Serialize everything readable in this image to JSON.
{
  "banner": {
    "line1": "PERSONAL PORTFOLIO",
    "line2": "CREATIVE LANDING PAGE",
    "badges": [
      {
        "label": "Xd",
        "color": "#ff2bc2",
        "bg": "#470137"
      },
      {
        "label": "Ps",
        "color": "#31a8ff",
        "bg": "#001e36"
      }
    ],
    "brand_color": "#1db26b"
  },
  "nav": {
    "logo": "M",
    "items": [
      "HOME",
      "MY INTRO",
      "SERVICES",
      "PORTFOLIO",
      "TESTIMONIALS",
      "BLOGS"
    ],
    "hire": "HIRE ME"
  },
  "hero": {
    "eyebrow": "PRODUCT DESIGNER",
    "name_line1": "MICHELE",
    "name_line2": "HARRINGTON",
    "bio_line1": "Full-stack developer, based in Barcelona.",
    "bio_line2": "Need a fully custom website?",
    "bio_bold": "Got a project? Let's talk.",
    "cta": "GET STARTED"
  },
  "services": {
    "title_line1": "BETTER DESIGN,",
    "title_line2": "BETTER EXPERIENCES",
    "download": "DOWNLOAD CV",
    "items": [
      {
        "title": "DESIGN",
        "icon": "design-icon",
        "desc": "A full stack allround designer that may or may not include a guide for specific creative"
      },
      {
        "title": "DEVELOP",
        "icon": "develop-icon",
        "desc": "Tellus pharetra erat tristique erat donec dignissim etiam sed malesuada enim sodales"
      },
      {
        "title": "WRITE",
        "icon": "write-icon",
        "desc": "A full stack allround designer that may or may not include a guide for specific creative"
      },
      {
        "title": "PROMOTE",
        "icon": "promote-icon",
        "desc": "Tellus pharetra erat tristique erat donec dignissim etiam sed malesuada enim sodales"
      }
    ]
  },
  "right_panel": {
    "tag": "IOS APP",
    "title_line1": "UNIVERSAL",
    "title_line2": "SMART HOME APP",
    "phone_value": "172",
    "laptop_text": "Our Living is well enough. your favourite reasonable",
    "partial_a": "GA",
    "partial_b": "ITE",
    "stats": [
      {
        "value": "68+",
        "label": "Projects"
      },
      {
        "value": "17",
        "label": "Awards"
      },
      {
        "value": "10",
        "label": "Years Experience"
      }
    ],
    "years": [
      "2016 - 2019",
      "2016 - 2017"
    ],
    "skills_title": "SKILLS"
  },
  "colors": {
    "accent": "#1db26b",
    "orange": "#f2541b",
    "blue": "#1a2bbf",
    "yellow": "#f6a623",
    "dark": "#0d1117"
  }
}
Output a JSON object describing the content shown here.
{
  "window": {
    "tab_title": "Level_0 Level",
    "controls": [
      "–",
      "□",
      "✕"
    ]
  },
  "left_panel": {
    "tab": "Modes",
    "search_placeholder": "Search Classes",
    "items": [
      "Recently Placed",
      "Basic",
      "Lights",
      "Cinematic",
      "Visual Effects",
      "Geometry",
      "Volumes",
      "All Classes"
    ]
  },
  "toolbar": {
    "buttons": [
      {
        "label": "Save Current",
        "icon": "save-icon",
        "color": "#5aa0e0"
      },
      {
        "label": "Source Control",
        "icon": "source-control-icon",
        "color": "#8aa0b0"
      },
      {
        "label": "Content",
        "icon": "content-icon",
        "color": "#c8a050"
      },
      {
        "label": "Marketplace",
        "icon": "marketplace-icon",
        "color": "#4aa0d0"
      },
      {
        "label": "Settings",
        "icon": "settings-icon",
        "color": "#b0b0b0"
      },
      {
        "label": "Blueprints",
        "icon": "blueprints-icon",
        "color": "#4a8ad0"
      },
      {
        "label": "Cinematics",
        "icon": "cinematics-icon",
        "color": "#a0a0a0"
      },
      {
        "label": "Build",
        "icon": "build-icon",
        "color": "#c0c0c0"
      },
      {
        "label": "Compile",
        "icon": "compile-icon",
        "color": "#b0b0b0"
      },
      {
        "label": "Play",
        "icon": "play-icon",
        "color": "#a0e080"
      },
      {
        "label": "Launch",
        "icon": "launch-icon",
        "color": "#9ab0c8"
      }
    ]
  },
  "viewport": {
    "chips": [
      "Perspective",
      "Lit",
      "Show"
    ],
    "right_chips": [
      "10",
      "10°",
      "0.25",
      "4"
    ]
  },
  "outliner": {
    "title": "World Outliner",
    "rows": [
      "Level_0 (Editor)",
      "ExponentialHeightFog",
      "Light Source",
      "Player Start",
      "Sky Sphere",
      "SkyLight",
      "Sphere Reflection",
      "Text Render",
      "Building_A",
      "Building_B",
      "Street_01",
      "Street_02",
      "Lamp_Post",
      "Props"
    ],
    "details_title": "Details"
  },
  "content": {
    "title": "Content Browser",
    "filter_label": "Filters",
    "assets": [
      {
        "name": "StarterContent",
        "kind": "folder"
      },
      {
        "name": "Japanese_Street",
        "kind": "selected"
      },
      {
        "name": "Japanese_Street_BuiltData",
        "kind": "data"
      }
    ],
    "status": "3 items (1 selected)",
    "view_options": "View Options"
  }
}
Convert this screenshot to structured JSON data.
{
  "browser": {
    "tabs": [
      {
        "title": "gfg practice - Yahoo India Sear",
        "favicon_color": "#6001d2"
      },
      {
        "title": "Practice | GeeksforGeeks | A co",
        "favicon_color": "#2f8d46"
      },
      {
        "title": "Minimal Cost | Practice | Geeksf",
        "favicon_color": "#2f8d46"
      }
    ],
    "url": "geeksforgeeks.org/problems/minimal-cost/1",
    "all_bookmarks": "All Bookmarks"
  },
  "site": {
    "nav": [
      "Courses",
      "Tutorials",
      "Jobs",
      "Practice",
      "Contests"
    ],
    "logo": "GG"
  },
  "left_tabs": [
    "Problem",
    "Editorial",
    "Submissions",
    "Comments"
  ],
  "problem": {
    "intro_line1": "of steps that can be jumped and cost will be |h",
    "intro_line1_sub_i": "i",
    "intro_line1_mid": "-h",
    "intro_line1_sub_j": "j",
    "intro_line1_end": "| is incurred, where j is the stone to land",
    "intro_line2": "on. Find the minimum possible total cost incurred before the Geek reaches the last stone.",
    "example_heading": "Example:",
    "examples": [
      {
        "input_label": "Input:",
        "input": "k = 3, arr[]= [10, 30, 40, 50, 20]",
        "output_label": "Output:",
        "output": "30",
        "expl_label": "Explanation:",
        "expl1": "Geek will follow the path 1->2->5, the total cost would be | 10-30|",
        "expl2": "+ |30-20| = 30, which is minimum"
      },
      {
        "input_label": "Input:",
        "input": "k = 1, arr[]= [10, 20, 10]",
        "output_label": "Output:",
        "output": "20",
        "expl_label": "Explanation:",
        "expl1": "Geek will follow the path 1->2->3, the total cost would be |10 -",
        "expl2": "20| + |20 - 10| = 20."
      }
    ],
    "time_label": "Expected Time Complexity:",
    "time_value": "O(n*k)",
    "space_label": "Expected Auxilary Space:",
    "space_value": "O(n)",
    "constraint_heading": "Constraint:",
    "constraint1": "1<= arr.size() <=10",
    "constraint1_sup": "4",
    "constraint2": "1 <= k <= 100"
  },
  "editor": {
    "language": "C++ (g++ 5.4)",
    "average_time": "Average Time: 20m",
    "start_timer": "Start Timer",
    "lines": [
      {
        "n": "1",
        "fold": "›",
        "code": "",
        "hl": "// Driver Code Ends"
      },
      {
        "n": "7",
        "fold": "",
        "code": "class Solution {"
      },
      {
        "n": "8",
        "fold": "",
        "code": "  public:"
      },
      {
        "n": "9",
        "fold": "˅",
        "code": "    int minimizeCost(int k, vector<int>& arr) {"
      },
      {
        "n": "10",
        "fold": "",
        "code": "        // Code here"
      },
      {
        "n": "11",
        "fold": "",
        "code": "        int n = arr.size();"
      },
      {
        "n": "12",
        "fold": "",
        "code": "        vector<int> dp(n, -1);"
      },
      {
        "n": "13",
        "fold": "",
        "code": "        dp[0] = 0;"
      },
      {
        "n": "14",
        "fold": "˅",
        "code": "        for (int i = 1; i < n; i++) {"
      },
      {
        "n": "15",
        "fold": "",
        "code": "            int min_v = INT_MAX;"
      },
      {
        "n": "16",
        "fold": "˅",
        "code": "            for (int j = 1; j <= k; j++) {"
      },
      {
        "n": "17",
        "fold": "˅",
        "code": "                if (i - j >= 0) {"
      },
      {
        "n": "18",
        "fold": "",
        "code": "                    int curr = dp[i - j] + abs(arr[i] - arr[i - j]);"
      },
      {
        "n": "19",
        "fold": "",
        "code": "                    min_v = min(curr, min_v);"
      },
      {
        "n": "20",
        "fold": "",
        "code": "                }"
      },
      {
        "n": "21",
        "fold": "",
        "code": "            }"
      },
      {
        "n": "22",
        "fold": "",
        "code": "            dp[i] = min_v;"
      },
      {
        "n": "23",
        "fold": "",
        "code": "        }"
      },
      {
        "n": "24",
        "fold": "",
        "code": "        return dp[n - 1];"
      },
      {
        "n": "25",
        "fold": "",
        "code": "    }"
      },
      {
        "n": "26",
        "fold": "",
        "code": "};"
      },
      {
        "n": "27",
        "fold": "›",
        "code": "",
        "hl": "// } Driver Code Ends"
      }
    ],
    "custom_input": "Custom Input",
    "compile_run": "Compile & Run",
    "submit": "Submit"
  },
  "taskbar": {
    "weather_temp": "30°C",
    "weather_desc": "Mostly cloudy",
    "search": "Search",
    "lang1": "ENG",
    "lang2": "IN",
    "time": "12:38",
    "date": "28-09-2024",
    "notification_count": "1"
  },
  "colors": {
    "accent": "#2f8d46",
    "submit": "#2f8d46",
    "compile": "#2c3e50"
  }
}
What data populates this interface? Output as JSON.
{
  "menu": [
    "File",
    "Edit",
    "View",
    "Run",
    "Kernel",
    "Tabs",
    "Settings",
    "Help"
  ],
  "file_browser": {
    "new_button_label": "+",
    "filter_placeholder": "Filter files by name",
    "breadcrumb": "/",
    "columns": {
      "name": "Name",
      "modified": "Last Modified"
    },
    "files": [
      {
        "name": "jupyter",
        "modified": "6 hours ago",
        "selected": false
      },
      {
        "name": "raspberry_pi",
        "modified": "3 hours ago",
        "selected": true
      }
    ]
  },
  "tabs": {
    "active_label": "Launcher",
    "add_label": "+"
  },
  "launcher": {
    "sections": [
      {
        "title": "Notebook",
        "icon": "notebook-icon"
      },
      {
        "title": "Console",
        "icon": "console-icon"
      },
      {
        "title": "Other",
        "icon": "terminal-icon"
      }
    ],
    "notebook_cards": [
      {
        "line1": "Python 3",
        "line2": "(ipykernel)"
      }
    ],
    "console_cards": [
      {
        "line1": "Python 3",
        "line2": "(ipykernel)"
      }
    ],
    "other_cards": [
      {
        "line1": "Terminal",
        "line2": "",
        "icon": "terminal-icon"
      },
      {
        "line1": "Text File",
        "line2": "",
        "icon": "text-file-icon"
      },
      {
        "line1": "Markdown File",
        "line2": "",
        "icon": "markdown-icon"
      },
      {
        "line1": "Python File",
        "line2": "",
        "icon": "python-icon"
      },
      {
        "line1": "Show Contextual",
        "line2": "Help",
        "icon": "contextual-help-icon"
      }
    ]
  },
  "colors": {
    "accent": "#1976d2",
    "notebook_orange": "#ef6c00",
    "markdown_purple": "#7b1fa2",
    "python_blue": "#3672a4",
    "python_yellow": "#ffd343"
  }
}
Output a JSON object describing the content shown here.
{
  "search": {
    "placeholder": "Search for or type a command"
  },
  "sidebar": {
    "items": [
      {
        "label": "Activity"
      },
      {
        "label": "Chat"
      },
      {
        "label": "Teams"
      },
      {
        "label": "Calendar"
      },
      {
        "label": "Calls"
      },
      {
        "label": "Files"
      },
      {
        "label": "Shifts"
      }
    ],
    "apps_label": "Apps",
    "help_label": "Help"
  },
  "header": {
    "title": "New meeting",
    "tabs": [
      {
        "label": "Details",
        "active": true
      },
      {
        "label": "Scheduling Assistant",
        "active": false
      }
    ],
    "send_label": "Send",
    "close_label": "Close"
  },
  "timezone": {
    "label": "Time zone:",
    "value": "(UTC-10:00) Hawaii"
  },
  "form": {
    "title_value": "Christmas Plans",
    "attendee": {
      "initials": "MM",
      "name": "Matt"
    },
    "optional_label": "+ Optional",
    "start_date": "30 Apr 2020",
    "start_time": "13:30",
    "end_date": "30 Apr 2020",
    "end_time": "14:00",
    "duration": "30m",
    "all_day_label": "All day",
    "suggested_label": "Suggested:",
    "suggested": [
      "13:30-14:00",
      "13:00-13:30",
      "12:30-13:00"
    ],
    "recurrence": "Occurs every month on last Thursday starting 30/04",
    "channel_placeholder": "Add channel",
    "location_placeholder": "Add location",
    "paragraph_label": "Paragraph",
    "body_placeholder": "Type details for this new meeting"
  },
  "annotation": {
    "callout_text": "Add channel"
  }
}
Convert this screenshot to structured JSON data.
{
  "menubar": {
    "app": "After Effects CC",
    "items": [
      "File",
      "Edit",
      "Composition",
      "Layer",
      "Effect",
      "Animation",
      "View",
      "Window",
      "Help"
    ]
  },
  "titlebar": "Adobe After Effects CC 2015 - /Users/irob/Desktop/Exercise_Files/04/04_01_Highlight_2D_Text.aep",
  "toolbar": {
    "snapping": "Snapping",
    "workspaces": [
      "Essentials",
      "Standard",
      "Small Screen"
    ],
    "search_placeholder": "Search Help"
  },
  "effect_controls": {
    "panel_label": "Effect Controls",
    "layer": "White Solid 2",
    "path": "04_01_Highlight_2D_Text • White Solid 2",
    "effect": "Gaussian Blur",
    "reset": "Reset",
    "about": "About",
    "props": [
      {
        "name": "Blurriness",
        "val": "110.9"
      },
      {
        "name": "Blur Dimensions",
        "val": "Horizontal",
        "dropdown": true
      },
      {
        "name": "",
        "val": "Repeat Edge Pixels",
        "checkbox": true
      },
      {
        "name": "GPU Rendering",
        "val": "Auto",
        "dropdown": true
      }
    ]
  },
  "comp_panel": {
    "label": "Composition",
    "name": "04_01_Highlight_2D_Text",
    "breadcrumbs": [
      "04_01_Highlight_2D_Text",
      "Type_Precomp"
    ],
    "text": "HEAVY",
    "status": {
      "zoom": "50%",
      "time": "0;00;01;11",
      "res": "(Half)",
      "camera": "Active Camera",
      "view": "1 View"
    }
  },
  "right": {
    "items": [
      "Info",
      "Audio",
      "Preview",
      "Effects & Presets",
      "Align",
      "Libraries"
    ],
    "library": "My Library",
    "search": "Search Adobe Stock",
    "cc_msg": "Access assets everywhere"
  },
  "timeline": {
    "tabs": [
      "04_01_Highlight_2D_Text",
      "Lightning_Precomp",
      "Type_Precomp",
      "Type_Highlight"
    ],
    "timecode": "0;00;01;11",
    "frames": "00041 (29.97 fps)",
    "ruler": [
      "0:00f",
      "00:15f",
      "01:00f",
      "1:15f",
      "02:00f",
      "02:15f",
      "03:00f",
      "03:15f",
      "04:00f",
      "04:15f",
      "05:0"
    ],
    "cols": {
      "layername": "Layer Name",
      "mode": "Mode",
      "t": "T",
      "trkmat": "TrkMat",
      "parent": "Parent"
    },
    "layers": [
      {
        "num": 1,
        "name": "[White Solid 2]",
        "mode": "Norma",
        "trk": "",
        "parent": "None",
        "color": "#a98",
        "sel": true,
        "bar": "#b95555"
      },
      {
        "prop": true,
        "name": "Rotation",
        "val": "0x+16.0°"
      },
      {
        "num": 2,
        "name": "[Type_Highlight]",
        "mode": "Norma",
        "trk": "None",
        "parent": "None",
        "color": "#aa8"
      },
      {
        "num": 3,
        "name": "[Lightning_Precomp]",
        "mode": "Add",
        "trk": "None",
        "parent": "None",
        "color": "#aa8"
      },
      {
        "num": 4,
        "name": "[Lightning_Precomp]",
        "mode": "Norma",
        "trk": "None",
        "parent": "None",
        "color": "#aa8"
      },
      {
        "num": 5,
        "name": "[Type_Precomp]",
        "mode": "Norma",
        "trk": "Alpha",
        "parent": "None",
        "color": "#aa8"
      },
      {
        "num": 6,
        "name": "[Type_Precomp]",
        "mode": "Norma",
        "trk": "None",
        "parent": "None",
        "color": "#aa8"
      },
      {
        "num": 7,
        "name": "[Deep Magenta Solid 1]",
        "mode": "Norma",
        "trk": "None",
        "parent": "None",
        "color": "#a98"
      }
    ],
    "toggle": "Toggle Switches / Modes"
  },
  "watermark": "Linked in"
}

====================

# YOUR TASK:
Go over the data above and copy every line that has the word "this" in it.

# FINISHED ANSWER:
Serialize everything readable in this image to JSON.
Convert this screenshot to structured JSON data.
What data populates this interface? Output as JSON.
    "body_placeholder": "Type details for this new meeting"
Convert this screenshot to structured JSON data.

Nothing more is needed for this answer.